§ **SHORT EXERCISE**
Scan the entries below and extract each line with the word "sind" in it.

[Collected data]
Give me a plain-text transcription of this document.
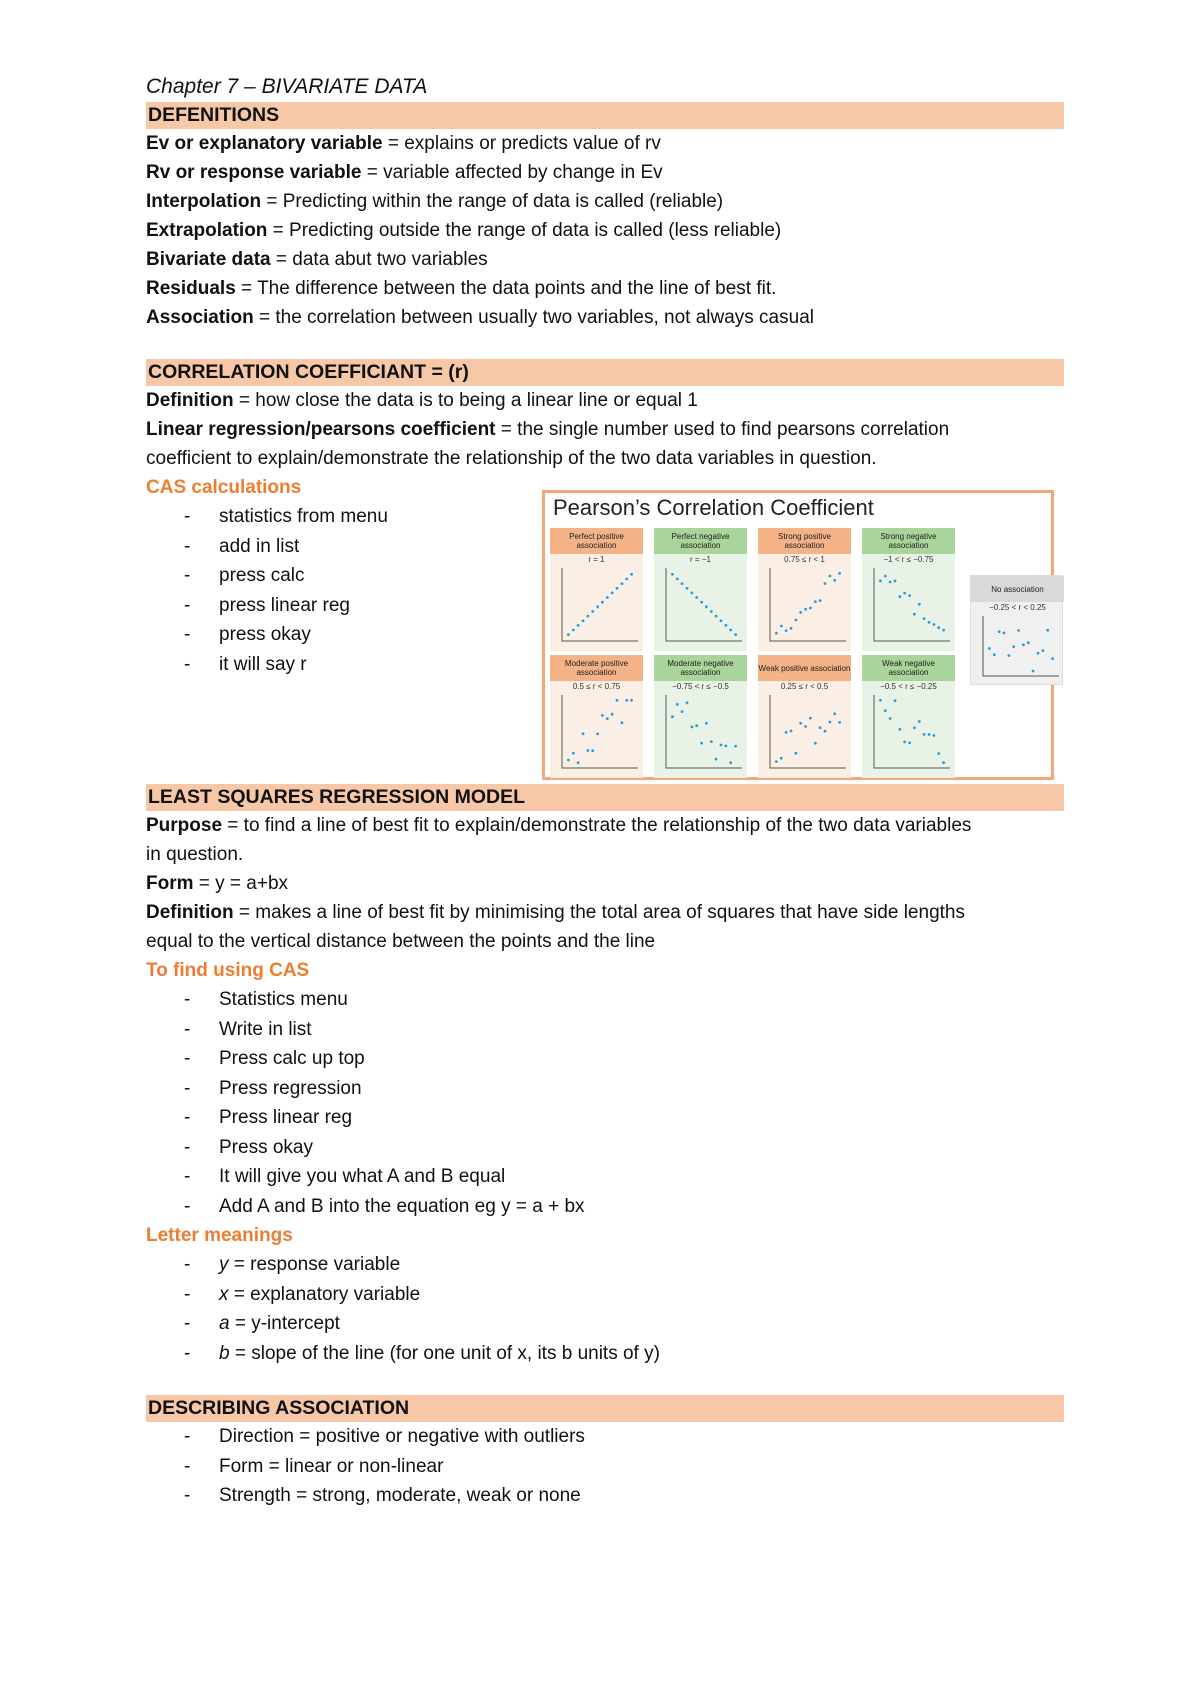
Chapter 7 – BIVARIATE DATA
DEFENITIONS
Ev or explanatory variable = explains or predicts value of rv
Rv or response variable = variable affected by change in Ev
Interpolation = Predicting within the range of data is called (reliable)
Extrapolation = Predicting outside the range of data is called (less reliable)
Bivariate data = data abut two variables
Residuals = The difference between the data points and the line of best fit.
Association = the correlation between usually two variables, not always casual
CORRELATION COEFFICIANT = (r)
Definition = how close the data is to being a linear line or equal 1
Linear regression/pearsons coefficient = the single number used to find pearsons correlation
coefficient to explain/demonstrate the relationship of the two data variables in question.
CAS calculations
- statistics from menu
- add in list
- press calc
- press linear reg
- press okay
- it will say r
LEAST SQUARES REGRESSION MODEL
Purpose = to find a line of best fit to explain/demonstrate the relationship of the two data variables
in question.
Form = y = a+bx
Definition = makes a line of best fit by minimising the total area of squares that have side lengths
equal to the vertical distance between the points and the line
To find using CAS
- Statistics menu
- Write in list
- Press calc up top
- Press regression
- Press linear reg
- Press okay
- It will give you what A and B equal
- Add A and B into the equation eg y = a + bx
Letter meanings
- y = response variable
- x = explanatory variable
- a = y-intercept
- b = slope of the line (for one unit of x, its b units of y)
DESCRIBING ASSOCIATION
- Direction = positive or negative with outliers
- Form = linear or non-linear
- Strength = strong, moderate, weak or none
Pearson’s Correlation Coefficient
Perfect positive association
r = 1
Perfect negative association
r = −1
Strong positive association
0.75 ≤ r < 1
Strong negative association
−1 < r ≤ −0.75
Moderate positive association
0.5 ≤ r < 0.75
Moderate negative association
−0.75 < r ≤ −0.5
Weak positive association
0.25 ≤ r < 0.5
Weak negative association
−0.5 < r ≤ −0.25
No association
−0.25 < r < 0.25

...

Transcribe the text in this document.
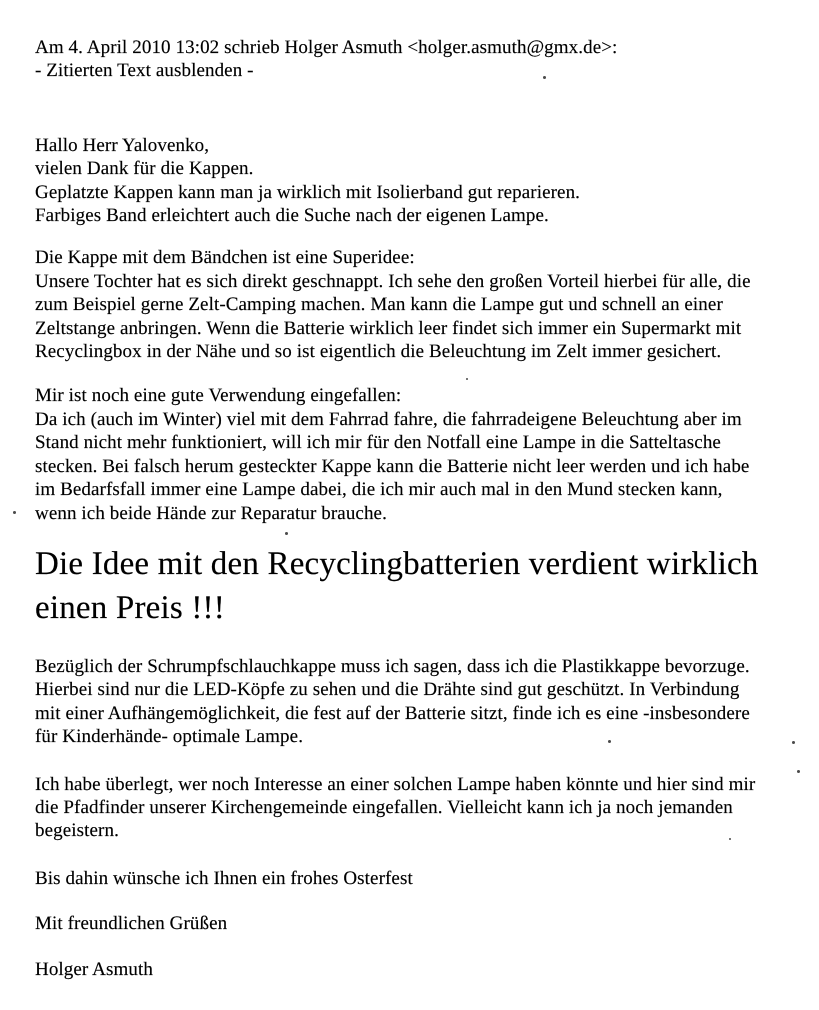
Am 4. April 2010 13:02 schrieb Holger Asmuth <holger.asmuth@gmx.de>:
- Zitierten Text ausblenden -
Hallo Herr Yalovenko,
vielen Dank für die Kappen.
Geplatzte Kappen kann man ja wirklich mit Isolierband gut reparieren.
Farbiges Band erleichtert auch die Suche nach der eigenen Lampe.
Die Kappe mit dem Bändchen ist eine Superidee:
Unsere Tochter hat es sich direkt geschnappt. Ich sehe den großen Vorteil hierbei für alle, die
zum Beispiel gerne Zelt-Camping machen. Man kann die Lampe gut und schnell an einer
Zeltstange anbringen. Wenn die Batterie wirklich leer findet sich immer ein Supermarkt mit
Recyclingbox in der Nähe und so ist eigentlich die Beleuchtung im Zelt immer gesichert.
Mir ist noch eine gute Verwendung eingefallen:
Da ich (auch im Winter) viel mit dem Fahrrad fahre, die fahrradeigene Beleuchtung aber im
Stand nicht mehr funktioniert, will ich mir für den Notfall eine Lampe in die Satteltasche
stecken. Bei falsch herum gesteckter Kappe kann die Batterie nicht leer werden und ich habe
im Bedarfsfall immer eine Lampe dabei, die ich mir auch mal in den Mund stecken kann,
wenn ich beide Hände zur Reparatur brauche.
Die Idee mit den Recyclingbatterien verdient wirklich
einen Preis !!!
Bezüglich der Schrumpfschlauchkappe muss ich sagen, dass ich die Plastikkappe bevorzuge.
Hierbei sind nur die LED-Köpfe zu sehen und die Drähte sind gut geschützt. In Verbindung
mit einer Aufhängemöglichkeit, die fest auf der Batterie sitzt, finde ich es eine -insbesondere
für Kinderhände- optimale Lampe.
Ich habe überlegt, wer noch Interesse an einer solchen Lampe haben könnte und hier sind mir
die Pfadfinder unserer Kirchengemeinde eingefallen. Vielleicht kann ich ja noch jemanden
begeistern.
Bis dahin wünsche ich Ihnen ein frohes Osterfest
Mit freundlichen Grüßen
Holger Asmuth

§ **CORRECT RESULT**
Hierbei sind nur die LED-Köpfe zu sehen und die Drähte sind gut geschützt. In Verbindung
Ich habe überlegt, wer noch Interesse an einer solchen Lampe haben könnte und hier sind mir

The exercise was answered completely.